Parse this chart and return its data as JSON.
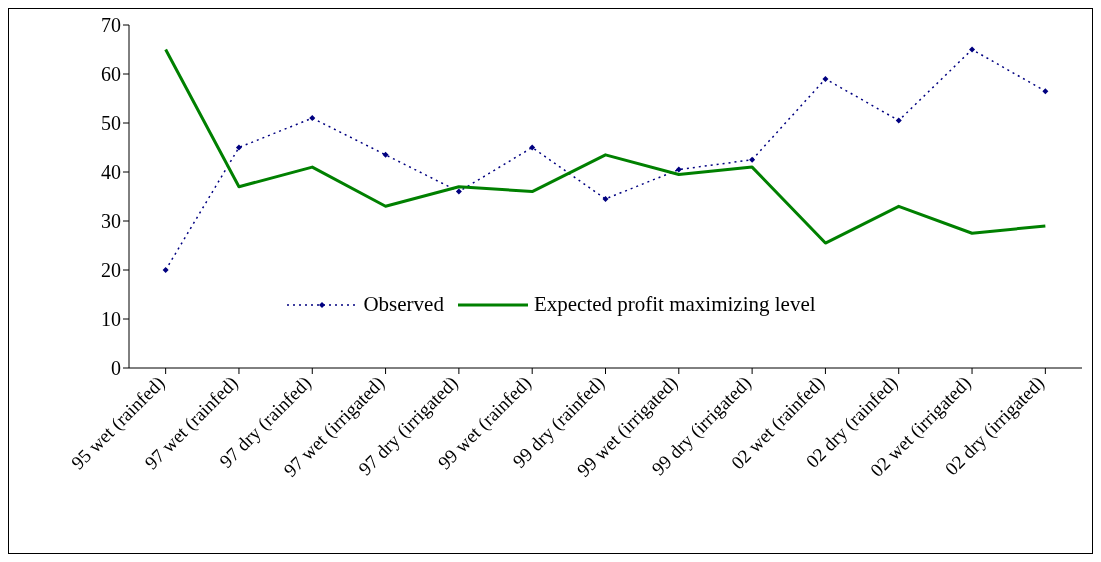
{
  "chart_data": {
    "type": "line",
    "categories": [
      "95 wet (rainfed)",
      "97 wet (rainfed)",
      "97 dry (rainfed)",
      "97 wet (irrigated)",
      "97 dry (irrigated)",
      "99 wet (rainfed)",
      "99 dry (rainfed)",
      "99 wet (irrigated)",
      "99 dry (irrigated)",
      "02 wet (rainfed)",
      "02 dry (rainfed)",
      "02 wet (irrigated)",
      "02 dry (irrigated)"
    ],
    "series": [
      {
        "name": "Observed",
        "color": "#000080",
        "marker": "diamond",
        "line_style": "dotted",
        "values": [
          20,
          45,
          51,
          43.5,
          36,
          45,
          34.5,
          40.5,
          42.5,
          59,
          50.5,
          65,
          56.5
        ]
      },
      {
        "name": "Expected profit maximizing level",
        "color": "#008000",
        "marker": "none",
        "line_style": "solid",
        "values": [
          65,
          37,
          41,
          33,
          37,
          36,
          43.5,
          39.5,
          41,
          25.5,
          33,
          27.5,
          29
        ]
      }
    ],
    "ylim": [
      0,
      70
    ],
    "yticks": [
      0,
      10,
      20,
      30,
      40,
      50,
      60,
      70
    ],
    "grid": false,
    "legend": "center"
  }
}
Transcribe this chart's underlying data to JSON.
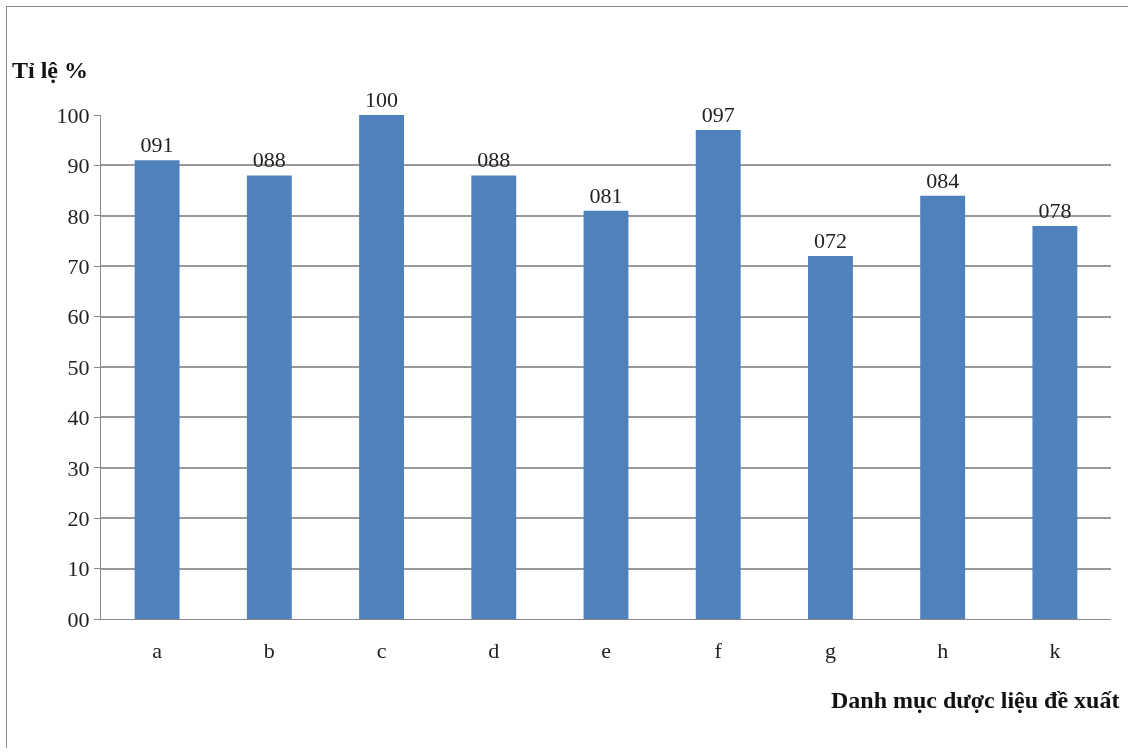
{
  "chart_data": {
    "type": "bar",
    "xlabel": "Danh mục dược liệu đề xuất",
    "ylabel": "Tỉ lệ %",
    "categories": [
      "a",
      "b",
      "c",
      "d",
      "e",
      "f",
      "g",
      "h",
      "k"
    ],
    "values": [
      91,
      88,
      100,
      88,
      81,
      97,
      72,
      84,
      78
    ],
    "value_labels": [
      "091",
      "088",
      "100",
      "088",
      "081",
      "097",
      "072",
      "084",
      "078"
    ],
    "color": "#4f81bd",
    "ylim": [
      0,
      100
    ],
    "yticks": [
      {
        "value": 0,
        "label": "00"
      },
      10,
      20,
      30,
      40,
      50,
      60,
      70,
      80,
      90,
      100
    ],
    "grid": "y"
  }
}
● ● ● ● ●
Copy each line that contains the word "color".

        "color": "#000080",
        "color": "#008000",
    "color": "#4f81bd",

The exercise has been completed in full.